▸ **The task**
Copy every line of the listing below word for word, leaving out the pictures.
===============
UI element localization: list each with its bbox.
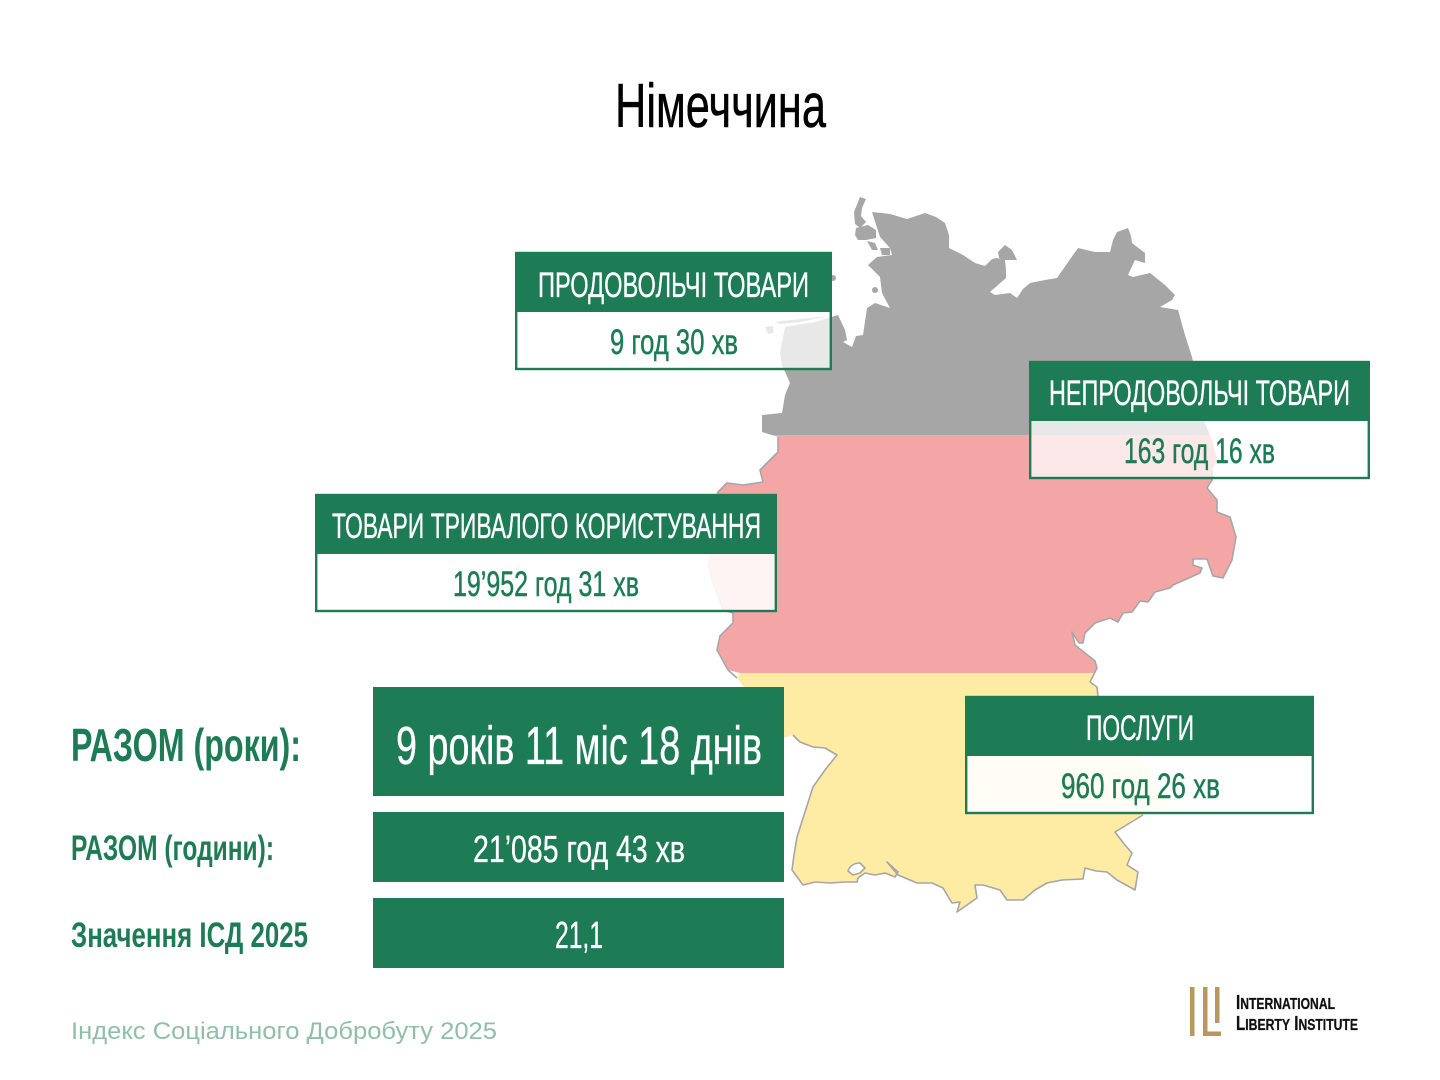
logo text	[1236, 992, 1358, 1035]
value: non-food goods: 163 год 16 хв	[1124, 432, 1275, 471]
heading: durable goods: ТОВАРИ ТРИВАЛОГО КОРИСТУВАННЯ	[332, 507, 761, 546]
panel: non-food goods	[1029, 361, 1370, 478]
panel: services	[965, 696, 1314, 813]
icon: North Sea islands	[765, 197, 1017, 334]
heading: services: ПОСЛУГИ	[1086, 709, 1194, 748]
panel: durable goods	[315, 494, 777, 611]
heading: food goods: ПРОДОВОЛЬЧІ ТОВАРИ	[538, 266, 809, 305]
map: Germany in flag colours	[690, 190, 1250, 918]
value: durable goods: 19’952 год 31 хв	[453, 565, 639, 604]
label: total hours: РАЗОМ (години):	[71, 829, 274, 868]
value: food goods: 9 год 30 хв	[610, 323, 738, 362]
bar: total hours	[373, 812, 784, 882]
logo text: LIBERTY INSTITUTE	[1236, 1013, 1358, 1035]
bar: index value	[373, 898, 784, 968]
bar: total hours: 21’085 год 43 хв	[473, 829, 685, 871]
icon: institute logo	[1190, 987, 1221, 1036]
bar: total years: 9 років 11 міс 18 днів	[396, 716, 762, 776]
bar: total years	[373, 687, 784, 796]
panel: food goods	[515, 252, 832, 369]
label: index value: Значення ІСД 2025	[71, 916, 308, 955]
logo text: INTERNATIONAL	[1236, 992, 1335, 1014]
bar: index value: 21,1	[555, 915, 603, 957]
footer: index name: Індекс Соціального Добробуту 2025	[71, 1018, 497, 1045]
title: Німеччина	[615, 72, 826, 141]
label: total years: РАЗОМ (роки):	[71, 719, 301, 771]
value: services: 960 год 26 хв	[1061, 767, 1220, 806]
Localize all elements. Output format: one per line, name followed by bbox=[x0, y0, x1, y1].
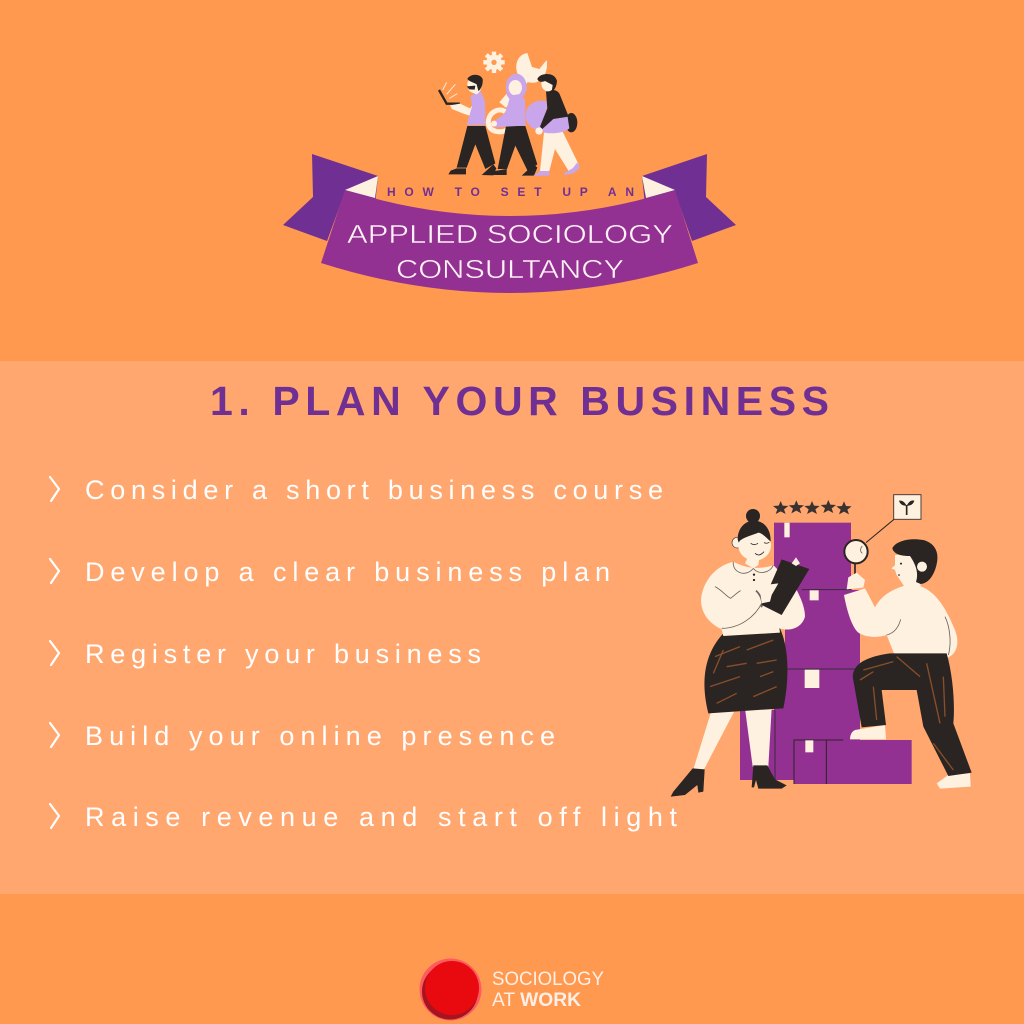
ribbon: right tail bbox=[642, 154, 736, 241]
illustration: three people carrying tools bbox=[439, 52, 580, 176]
rating stars bbox=[773, 500, 852, 514]
icon: seedling tag bbox=[866, 495, 921, 543]
figure: woman with clipboard bbox=[671, 509, 809, 797]
list item 5: Raise revenue and start off light bbox=[85, 802, 677, 832]
ribbon: right fold bbox=[642, 176, 675, 198]
wordmark: at work: AT WORK bbox=[492, 990, 581, 1011]
list item 2: Develop a clear business plan bbox=[85, 557, 610, 587]
logo: Sociology at Work bbox=[420, 958, 604, 1020]
heading: applied sociology: APPLIED SOCIOLOGY bbox=[347, 219, 673, 249]
heading: how to set up an: HOW TO SET UP AN bbox=[387, 185, 634, 199]
banner ribbon bbox=[283, 154, 736, 293]
figure: woman with headscarf bbox=[491, 74, 537, 176]
icon: red circle bbox=[420, 958, 482, 1020]
panel: content band bbox=[0, 361, 1024, 894]
figure: man with laptop bbox=[439, 75, 496, 175]
upper body of man bbox=[844, 539, 957, 660]
icon: gear bbox=[483, 52, 505, 73]
boxes stack bbox=[740, 523, 912, 784]
list item 1: Consider a short business course bbox=[85, 475, 663, 505]
checklist bbox=[50, 475, 677, 832]
list item 3: Register your business bbox=[85, 639, 481, 669]
upper body of woman bbox=[701, 509, 809, 636]
ribbon: main band bbox=[321, 190, 698, 293]
section heading: 1. PLAN YOUR BUSINESS bbox=[210, 378, 829, 424]
ribbon: left fold bbox=[345, 176, 378, 198]
ribbon: left tail bbox=[283, 154, 378, 241]
heading: consultancy: CONSULTANCY bbox=[396, 254, 624, 284]
list item 4: Build your online presence bbox=[85, 721, 555, 751]
figure: person carrying a bulb bbox=[526, 74, 580, 176]
illustration: two people inspecting boxes bbox=[671, 495, 972, 797]
wordmark: sociology: SOCIOLOGY bbox=[492, 969, 604, 990]
figure: man with magnifying glass bbox=[844, 539, 972, 789]
icon: wrench bbox=[488, 53, 547, 132]
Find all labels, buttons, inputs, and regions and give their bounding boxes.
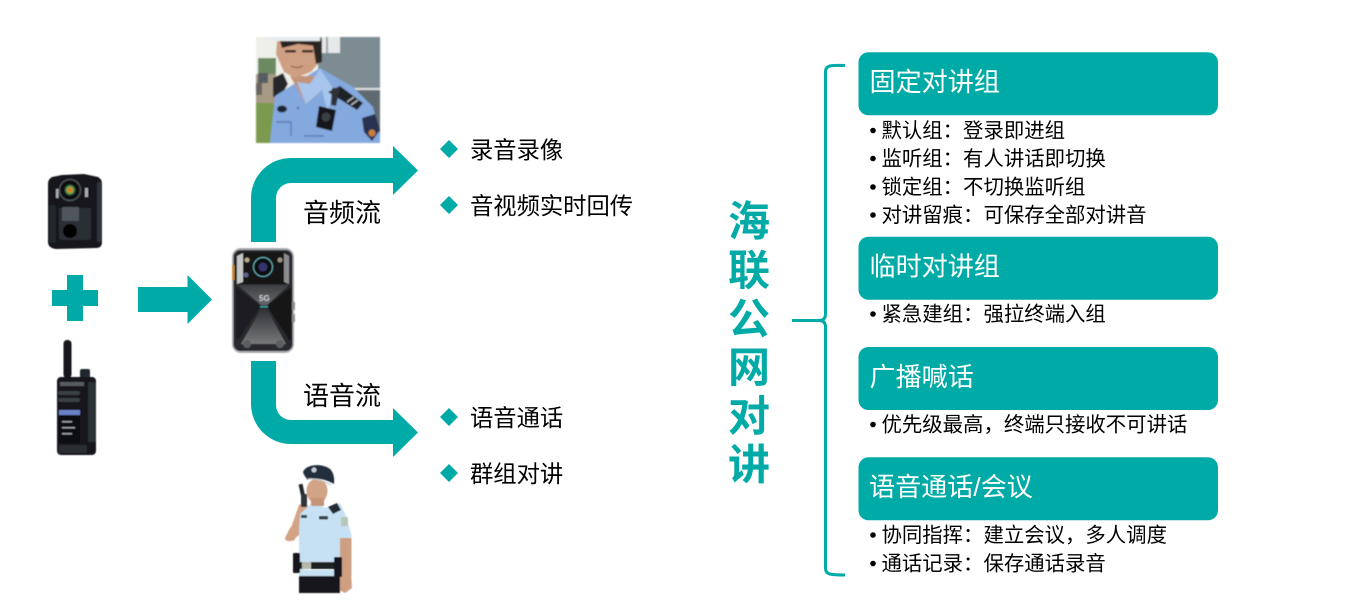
label: audio stream: 音频流 (303, 198, 381, 228)
list: conference items: 协同指挥：建立会议，多人调度 (882, 524, 1167, 547)
label: voice stream: 语音流 (303, 381, 381, 411)
arrow: combine into device (138, 275, 212, 324)
icon: plus sign (52, 275, 98, 321)
list: fixed group items: 对讲留痕：可保存全部对讲音 (882, 204, 1147, 227)
arrow: audio and video stream (251, 146, 418, 242)
heading: fixed talk group (858, 52, 1218, 115)
list: audio video features (440, 137, 633, 219)
item: group talk: 群组对讲 (470, 461, 563, 487)
title: vertical product name: 对 (728, 393, 770, 440)
list: fixed group items: 默认组：登录即进组 (882, 120, 1065, 142)
title: vertical product name: 网 (728, 344, 770, 391)
icon: walkie-talkie (57, 340, 96, 455)
bracket (792, 65, 845, 575)
list: broadcast items: 优先级最高，终端只接收不可讲话 (882, 414, 1187, 436)
photo: officer using radio (285, 465, 352, 593)
title: vertical product name: 联 (728, 247, 770, 294)
heading: fixed talk group: 固定对讲组 (870, 67, 1000, 97)
title: vertical product name: 讲 (728, 442, 770, 488)
panel: voice call and conference (858, 457, 1218, 576)
item: real-time return: 音视频实时回传 (470, 193, 633, 219)
title: vertical product name: 公 (728, 296, 770, 342)
panel: fixed talk group (858, 52, 1218, 227)
list: temporary group items: 紧急建组：强拉终端入组 (882, 303, 1106, 326)
icon: 5G body camera (232, 248, 295, 353)
list: voice features (440, 405, 563, 487)
list: conference items: 通话记录：保存通话录音 (882, 552, 1106, 576)
photo: officer wearing camera (256, 36, 382, 143)
list: fixed group items (870, 120, 1147, 227)
icon: 5G body camera: 5G (259, 294, 270, 303)
item: recording: 录音录像 (470, 137, 563, 163)
heading: voice call and conference (858, 457, 1218, 520)
heading: broadcast (858, 347, 1218, 410)
heading: broadcast: 广播喊话 (870, 362, 974, 392)
list: fixed group items: 监听组：有人讲话即切换 (882, 148, 1106, 170)
panel: broadcast (858, 347, 1218, 436)
heading: temporary talk group (858, 237, 1218, 300)
item: voice call: 语音通话 (470, 405, 563, 431)
icon: body camera (48, 174, 102, 249)
heading: voice call and conference: 语音通话/会议 (869, 472, 1033, 502)
title: vertical product name: 海 (728, 198, 770, 245)
panel: temporary talk group (858, 237, 1218, 326)
list: fixed group items: 锁定组：不切换监听组 (882, 176, 1085, 199)
title: vertical product name (728, 198, 770, 488)
heading: temporary talk group: 临时对讲组 (870, 252, 1000, 282)
list: conference items (870, 524, 1167, 576)
arrow: voice stream (251, 361, 418, 457)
===============
▸ **Answer to this task**
UI element localization: list each with its bbox.
logo text	[1236, 992, 1358, 1035]
value: non-food goods: 163 год 16 хв	[1124, 432, 1275, 471]
heading: durable goods: ТОВАРИ ТРИВАЛОГО КОРИСТУВАННЯ	[332, 507, 761, 546]
panel: non-food goods	[1029, 361, 1370, 478]
panel: services	[965, 696, 1314, 813]
icon: North Sea islands	[765, 197, 1017, 334]
heading: services: ПОСЛУГИ	[1086, 709, 1194, 748]
panel: durable goods	[315, 494, 777, 611]
heading: food goods: ПРОДОВОЛЬЧІ ТОВАРИ	[538, 266, 809, 305]
map: Germany in flag colours	[690, 190, 1250, 918]
value: durable goods: 19’952 год 31 хв	[453, 565, 639, 604]
label: total hours: РАЗОМ (години):	[71, 829, 274, 868]
value: food goods: 9 год 30 хв	[610, 323, 738, 362]
bar: total hours	[373, 812, 784, 882]
logo text: LIBERTY INSTITUTE	[1236, 1013, 1358, 1035]
bar: index value	[373, 898, 784, 968]
bar: total hours: 21’085 год 43 хв	[473, 829, 685, 871]
icon: institute logo	[1190, 987, 1221, 1036]
bar: total years: 9 років 11 міс 18 днів	[396, 716, 762, 776]
bar: total years	[373, 687, 784, 796]
panel: food goods	[515, 252, 832, 369]
label: index value: Значення ІСД 2025	[71, 916, 308, 955]
logo text: INTERNATIONAL	[1236, 992, 1335, 1014]
bar: index value: 21,1	[555, 915, 603, 957]
footer: index name: Індекс Соціального Добробуту 2025	[71, 1018, 497, 1045]
title: Німеччина	[615, 72, 826, 141]
label: total years: РАЗОМ (роки):	[71, 719, 301, 771]
value: services: 960 год 26 хв	[1061, 767, 1220, 806]
Localize all elements. Output format: one per line, name followed by bbox=[x0, y0, x1, y1].
ribbon: right tail bbox=[642, 154, 736, 241]
illustration: three people carrying tools bbox=[439, 52, 580, 176]
rating stars bbox=[773, 500, 852, 514]
icon: seedling tag bbox=[866, 495, 921, 543]
figure: woman with clipboard bbox=[671, 509, 809, 797]
list item 5: Raise revenue and start off light bbox=[85, 802, 677, 832]
ribbon: right fold bbox=[642, 176, 675, 198]
wordmark: at work: AT WORK bbox=[492, 990, 581, 1011]
list item 2: Develop a clear business plan bbox=[85, 557, 610, 587]
logo: Sociology at Work bbox=[420, 958, 604, 1020]
heading: applied sociology: APPLIED SOCIOLOGY bbox=[347, 219, 673, 249]
heading: how to set up an: HOW TO SET UP AN bbox=[387, 185, 634, 199]
banner ribbon bbox=[283, 154, 736, 293]
figure: woman with headscarf bbox=[491, 74, 537, 176]
icon: red circle bbox=[420, 958, 482, 1020]
panel: content band bbox=[0, 361, 1024, 894]
figure: man with laptop bbox=[439, 75, 496, 175]
upper body of man bbox=[844, 539, 957, 660]
icon: gear bbox=[483, 52, 505, 73]
boxes stack bbox=[740, 523, 912, 784]
list item 1: Consider a short business course bbox=[85, 475, 663, 505]
checklist bbox=[50, 475, 677, 832]
list item 3: Register your business bbox=[85, 639, 481, 669]
upper body of woman bbox=[701, 509, 809, 636]
ribbon: main band bbox=[321, 190, 698, 293]
section heading: 1. PLAN YOUR BUSINESS bbox=[210, 378, 829, 424]
ribbon: left fold bbox=[345, 176, 378, 198]
ribbon: left tail bbox=[283, 154, 378, 241]
heading: consultancy: CONSULTANCY bbox=[396, 254, 624, 284]
list item 4: Build your online presence bbox=[85, 721, 555, 751]
figure: person carrying a bulb bbox=[526, 74, 580, 176]
illustration: two people inspecting boxes bbox=[671, 495, 972, 797]
wordmark: sociology: SOCIOLOGY bbox=[492, 969, 604, 990]
figure: man with magnifying glass bbox=[844, 539, 972, 789]
icon: wrench bbox=[488, 53, 547, 132]
Find all labels, buttons, inputs, and regions and give their bounding boxes.
label: audio stream: 音频流 (303, 198, 381, 228)
list: conference items: 协同指挥：建立会议，多人调度 (882, 524, 1167, 547)
label: voice stream: 语音流 (303, 381, 381, 411)
arrow: combine into device (138, 275, 212, 324)
icon: plus sign (52, 275, 98, 321)
list: fixed group items: 对讲留痕：可保存全部对讲音 (882, 204, 1147, 227)
arrow: audio and video stream (251, 146, 418, 242)
heading: fixed talk group (858, 52, 1218, 115)
list: audio video features (440, 137, 633, 219)
item: group talk: 群组对讲 (470, 461, 563, 487)
title: vertical product name: 对 (728, 393, 770, 440)
list: fixed group items: 默认组：登录即进组 (882, 120, 1065, 142)
title: vertical product name: 网 (728, 344, 770, 391)
icon: walkie-talkie (57, 340, 96, 455)
bracket (792, 65, 845, 575)
list: broadcast items: 优先级最高，终端只接收不可讲话 (882, 414, 1187, 436)
photo: officer using radio (285, 465, 352, 593)
title: vertical product name: 联 (728, 247, 770, 294)
heading: fixed talk group: 固定对讲组 (870, 67, 1000, 97)
title: vertical product name: 讲 (728, 442, 770, 488)
panel: voice call and conference (858, 457, 1218, 576)
item: real-time return: 音视频实时回传 (470, 193, 633, 219)
title: vertical product name: 公 (728, 296, 770, 342)
panel: fixed talk group (858, 52, 1218, 227)
list: temporary group items: 紧急建组：强拉终端入组 (882, 303, 1106, 326)
icon: 5G body camera (232, 248, 295, 353)
list: voice features (440, 405, 563, 487)
list: conference items: 通话记录：保存通话录音 (882, 552, 1106, 576)
photo: officer wearing camera (256, 36, 382, 143)
list: fixed group items (870, 120, 1147, 227)
icon: 5G body camera: 5G (259, 294, 270, 303)
item: recording: 录音录像 (470, 137, 563, 163)
heading: voice call and conference (858, 457, 1218, 520)
heading: broadcast (858, 347, 1218, 410)
heading: broadcast: 广播喊话 (870, 362, 974, 392)
list: fixed group items: 监听组：有人讲话即切换 (882, 148, 1106, 170)
panel: broadcast (858, 347, 1218, 436)
heading: temporary talk group (858, 237, 1218, 300)
item: voice call: 语音通话 (470, 405, 563, 431)
icon: body camera (48, 174, 102, 249)
heading: voice call and conference: 语音通话/会议 (869, 472, 1033, 502)
title: vertical product name: 海 (728, 198, 770, 245)
panel: temporary talk group (858, 237, 1218, 326)
list: fixed group items: 锁定组：不切换监听组 (882, 176, 1085, 199)
title: vertical product name (728, 198, 770, 488)
heading: temporary talk group: 临时对讲组 (870, 252, 1000, 282)
list: conference items (870, 524, 1167, 576)
arrow: voice stream (251, 361, 418, 457)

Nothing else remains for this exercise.